**TASK INSTRUCTIONS**
Restate every entry word for word.

Data entries
§ §

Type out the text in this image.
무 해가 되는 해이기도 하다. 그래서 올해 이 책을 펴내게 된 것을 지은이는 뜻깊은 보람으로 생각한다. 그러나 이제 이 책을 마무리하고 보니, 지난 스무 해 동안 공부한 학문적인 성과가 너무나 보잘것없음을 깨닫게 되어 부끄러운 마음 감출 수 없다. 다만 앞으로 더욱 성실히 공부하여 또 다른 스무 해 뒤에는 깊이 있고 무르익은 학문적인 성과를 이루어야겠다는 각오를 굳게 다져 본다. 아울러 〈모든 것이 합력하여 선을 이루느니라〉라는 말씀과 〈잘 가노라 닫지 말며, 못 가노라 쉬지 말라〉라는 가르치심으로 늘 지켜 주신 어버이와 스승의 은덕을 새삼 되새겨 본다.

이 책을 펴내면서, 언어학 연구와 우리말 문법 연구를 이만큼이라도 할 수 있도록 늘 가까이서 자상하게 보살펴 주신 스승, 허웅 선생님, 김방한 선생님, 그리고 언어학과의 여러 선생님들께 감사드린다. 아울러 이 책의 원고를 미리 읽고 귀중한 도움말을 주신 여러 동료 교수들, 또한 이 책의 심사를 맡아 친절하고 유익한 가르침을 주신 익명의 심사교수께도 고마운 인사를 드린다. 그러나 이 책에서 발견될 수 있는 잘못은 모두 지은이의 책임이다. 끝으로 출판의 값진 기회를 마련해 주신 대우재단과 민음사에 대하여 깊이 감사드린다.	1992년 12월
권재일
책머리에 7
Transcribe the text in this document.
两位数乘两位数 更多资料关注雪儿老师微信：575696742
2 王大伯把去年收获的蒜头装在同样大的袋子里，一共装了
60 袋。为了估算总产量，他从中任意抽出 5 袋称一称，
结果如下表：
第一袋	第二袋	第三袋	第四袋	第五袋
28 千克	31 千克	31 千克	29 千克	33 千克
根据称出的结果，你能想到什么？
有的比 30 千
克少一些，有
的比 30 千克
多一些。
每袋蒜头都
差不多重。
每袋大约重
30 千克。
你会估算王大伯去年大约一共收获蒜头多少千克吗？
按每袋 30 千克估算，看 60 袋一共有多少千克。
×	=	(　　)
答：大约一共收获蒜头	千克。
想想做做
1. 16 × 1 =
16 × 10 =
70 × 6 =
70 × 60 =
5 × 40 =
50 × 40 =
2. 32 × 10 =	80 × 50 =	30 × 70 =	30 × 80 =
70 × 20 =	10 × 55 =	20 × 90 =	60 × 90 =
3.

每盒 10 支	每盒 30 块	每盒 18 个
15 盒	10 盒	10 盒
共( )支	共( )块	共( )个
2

§ §

**RESULT FOR THIS EXERCISE**
Type out the text in this image.
무 해가 되는 해이기도 하다. 그래서 올해 이 책을 펴내게 된 것을 지은이는 뜻깊은 보람으로 생각한다. 그러나 이제 이 책을 마무리하고 보니, 지난 스무 해 동안 공부한 학문적인 성과가 너무나 보잘것없음을 깨닫게 되어 부끄러운 마음 감출 수 없다. 다만 앞으로 더욱 성실히 공부하여 또 다른 스무 해 뒤에는 깊이 있고 무르익은 학문적인 성과를 이루어야겠다는 각오를 굳게 다져 본다. 아울러 〈모든 것이 합력하여 선을 이루느니라〉라는 말씀과 〈잘 가노라 닫지 말며, 못 가노라 쉬지 말라〉라는 가르치심으로 늘 지켜 주신 어버이와 스승의 은덕을 새삼 되새겨 본다.

이 책을 펴내면서, 언어학 연구와 우리말 문법 연구를 이만큼이라도 할 수 있도록 늘 가까이서 자상하게 보살펴 주신 스승, 허웅 선생님, 김방한 선생님, 그리고 언어학과의 여러 선생님들께 감사드린다. 아울러 이 책의 원고를 미리 읽고 귀중한 도움말을 주신 여러 동료 교수들, 또한 이 책의 심사를 맡아 친절하고 유익한 가르침을 주신 익명의 심사교수께도 고마운 인사를 드린다. 그러나 이 책에서 발견될 수 있는 잘못은 모두 지은이의 책임이다. 끝으로 출판의 값진 기회를 마련해 주신 대우재단과 민음사에 대하여 깊이 감사드린다.	1992년 12월
권재일
책머리에 7
Transcribe the text in this document.
两位数乘两位数 更多资料关注雪儿老师微信：575696742
2 王大伯把去年收获的蒜头装在同样大的袋子里，一共装了
60 袋。为了估算总产量，他从中任意抽出 5 袋称一称，
结果如下表：
第一袋	第二袋	第三袋	第四袋	第五袋
28 千克	31 千克	31 千克	29 千克	33 千克
根据称出的结果，你能想到什么？
有的比 30 千
克少一些，有
的比 30 千克
多一些。
每袋蒜头都
差不多重。
每袋大约重
30 千克。
你会估算王大伯去年大约一共收获蒜头多少千克吗？
按每袋 30 千克估算，看 60 袋一共有多少千克。
×	=	(　　)
答：大约一共收获蒜头	千克。
想想做做
1. 16 × 1 =
16 × 10 =
70 × 6 =
70 × 60 =
5 × 40 =
50 × 40 =
2. 32 × 10 =	80 × 50 =	30 × 70 =	30 × 80 =
70 × 20 =	10 × 55 =	20 × 90 =	60 × 90 =
3.

每盒 10 支	每盒 30 块	每盒 18 个
15 盒	10 盒	10 盒
共( )支	共( )块	共( )个
2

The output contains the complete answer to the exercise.